§ Description of the task
Copy the data exactly as it appears, and do not include any pictures.

-- START Given records --

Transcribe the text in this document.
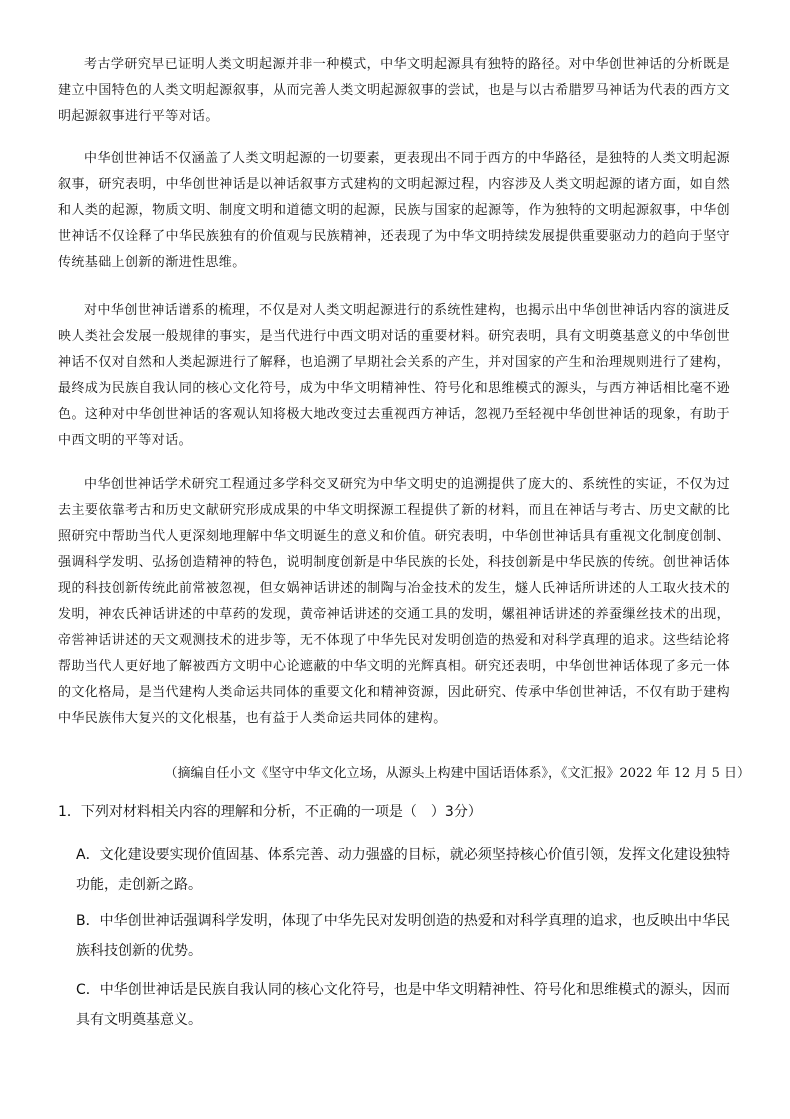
考古学研究早已证明人类文明起源并非一种模式，中华文明起源具有独特的路径。对中华创世神话的分析既是建立中国特色的人类文明起源叙事，从而完善人类文明起源叙事的尝试，也是与以古希腊罗马神话为代表的西方文明起源叙事进行平等对话。

中华创世神话不仅涵盖了人类文明起源的一切要素，更表现出不同于西方的中华路径，是独特的人类文明起源叙事，研究表明，中华创世神话是以神话叙事方式建构的文明起源过程，内容涉及人类文明起源的诸方面，如自然和人类的起源，物质文明、制度文明和道德文明的起源，民族与国家的起源等，作为独特的文明起源叙事，中华创世神话不仅诠释了中华民族独有的价值观与民族精神，还表现了为中华文明持续发展提供重要驱动力的趋向于坚守传统基础上创新的渐进性思维。

对中华创世神话谱系的梳理，不仅是对人类文明起源进行的系统性建构，也揭示出中华创世神话内容的演进反映人类社会发展一般规律的事实，是当代进行中西文明对话的重要材料。研究表明，具有文明奠基意义的中华创世神话不仅对自然和人类起源进行了解释，也追溯了早期社会关系的产生，并对国家的产生和治理规则进行了建构，最终成为民族自我认同的核心文化符号，成为中华文明精神性、符号化和思维模式的源头，与西方神话相比毫不逊色。这种对中华创世神话的客观认知将极大地改变过去重视西方神话，忽视乃至轻视中华创世神话的现象，有助于中西文明的平等对话。

中华创世神话学术研究工程通过多学科交叉研究为中华文明史的追溯提供了庞大的、系统性的实证，不仅为过去主要依靠考古和历史文献研究形成成果的中华文明探源工程提供了新的材料，而且在神话与考古、历史文献的比照研究中帮助当代人更深刻地理解中华文明诞生的意义和价值。研究表明，中华创世神话具有重视文化制度创制、强调科学发明、弘扬创造精神的特色，说明制度创新是中华民族的长处，科技创新是中华民族的传统。创世神话体现的科技创新传统此前常被忽视，但女娲神话讲述的制陶与冶金技术的发生，燧人氏神话所讲述的人工取火技术的发明，神农氏神话讲述的中草药的发现，黄帝神话讲述的交通工具的发明，嫘祖神话讲述的养蚕缫丝技术的出现，帝喾神话讲述的天文观测技术的进步等，无不体现了中华先民对发明创造的热爱和对科学真理的追求。这些结论将帮助当代人更好地了解被西方文明中心论遮蔽的中华文明的光辉真相。研究还表明，中华创世神话体现了多元一体的文化格局，是当代建构人类命运共同体的重要文化和精神资源，因此研究、传承中华创世神话，不仅有助于建构中华民族伟大复兴的文化根基，也有益于人类命运共同体的建构。

（摘编自任小文《坚守中华文化立场，从源头上构建中国话语体系》，《文汇报》2022 年 12 月 5 日）

1．下列对材料相关内容的理解和分析，不正确的一项是（　）3分）

A．文化建设要实现价值固基、体系完善、动力强盛的目标，就必须坚持核心价值引领，发挥文化建设独特功能，走创新之路。

B．中华创世神话强调科学发明，体现了中华先民对发明创造的热爱和对科学真理的追求，也反映出中华民族科技创新的优势。

C．中华创世神话是民族自我认同的核心文化符号，也是中华文明精神性、符号化和思维模式的源头，因而具有文明奠基意义。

-- END Given records --

§ Right answer
Transcribe the text in this document.
考古学研究早已证明人类文明起源并非一种模式，中华文明起源具有独特的路径。对中华创世神话的分析既是建立中国特色的人类文明起源叙事，从而完善人类文明起源叙事的尝试，也是与以古希腊罗马神话为代表的西方文明起源叙事进行平等对话。

中华创世神话不仅涵盖了人类文明起源的一切要素，更表现出不同于西方的中华路径，是独特的人类文明起源叙事，研究表明，中华创世神话是以神话叙事方式建构的文明起源过程，内容涉及人类文明起源的诸方面，如自然和人类的起源，物质文明、制度文明和道德文明的起源，民族与国家的起源等，作为独特的文明起源叙事，中华创世神话不仅诠释了中华民族独有的价值观与民族精神，还表现了为中华文明持续发展提供重要驱动力的趋向于坚守传统基础上创新的渐进性思维。

对中华创世神话谱系的梳理，不仅是对人类文明起源进行的系统性建构，也揭示出中华创世神话内容的演进反映人类社会发展一般规律的事实，是当代进行中西文明对话的重要材料。研究表明，具有文明奠基意义的中华创世神话不仅对自然和人类起源进行了解释，也追溯了早期社会关系的产生，并对国家的产生和治理规则进行了建构，最终成为民族自我认同的核心文化符号，成为中华文明精神性、符号化和思维模式的源头，与西方神话相比毫不逊色。这种对中华创世神话的客观认知将极大地改变过去重视西方神话，忽视乃至轻视中华创世神话的现象，有助于中西文明的平等对话。

中华创世神话学术研究工程通过多学科交叉研究为中华文明史的追溯提供了庞大的、系统性的实证，不仅为过去主要依靠考古和历史文献研究形成成果的中华文明探源工程提供了新的材料，而且在神话与考古、历史文献的比照研究中帮助当代人更深刻地理解中华文明诞生的意义和价值。研究表明，中华创世神话具有重视文化制度创制、强调科学发明、弘扬创造精神的特色，说明制度创新是中华民族的长处，科技创新是中华民族的传统。创世神话体现的科技创新传统此前常被忽视，但女娲神话讲述的制陶与冶金技术的发生，燧人氏神话所讲述的人工取火技术的发明，神农氏神话讲述的中草药的发现，黄帝神话讲述的交通工具的发明，嫘祖神话讲述的养蚕缫丝技术的出现，帝喾神话讲述的天文观测技术的进步等，无不体现了中华先民对发明创造的热爱和对科学真理的追求。这些结论将帮助当代人更好地了解被西方文明中心论遮蔽的中华文明的光辉真相。研究还表明，中华创世神话体现了多元一体的文化格局，是当代建构人类命运共同体的重要文化和精神资源，因此研究、传承中华创世神话，不仅有助于建构中华民族伟大复兴的文化根基，也有益于人类命运共同体的建构。

（摘编自任小文《坚守中华文化立场，从源头上构建中国话语体系》，《文汇报》2022 年 12 月 5 日）

1．下列对材料相关内容的理解和分析，不正确的一项是（　）3分）

A．文化建设要实现价值固基、体系完善、动力强盛的目标，就必须坚持核心价值引领，发挥文化建设独特功能，走创新之路。

B．中华创世神话强调科学发明，体现了中华先民对发明创造的热爱和对科学真理的追求，也反映出中华民族科技创新的优势。

C．中华创世神话是民族自我认同的核心文化符号，也是中华文明精神性、符号化和思维模式的源头，因而具有文明奠基意义。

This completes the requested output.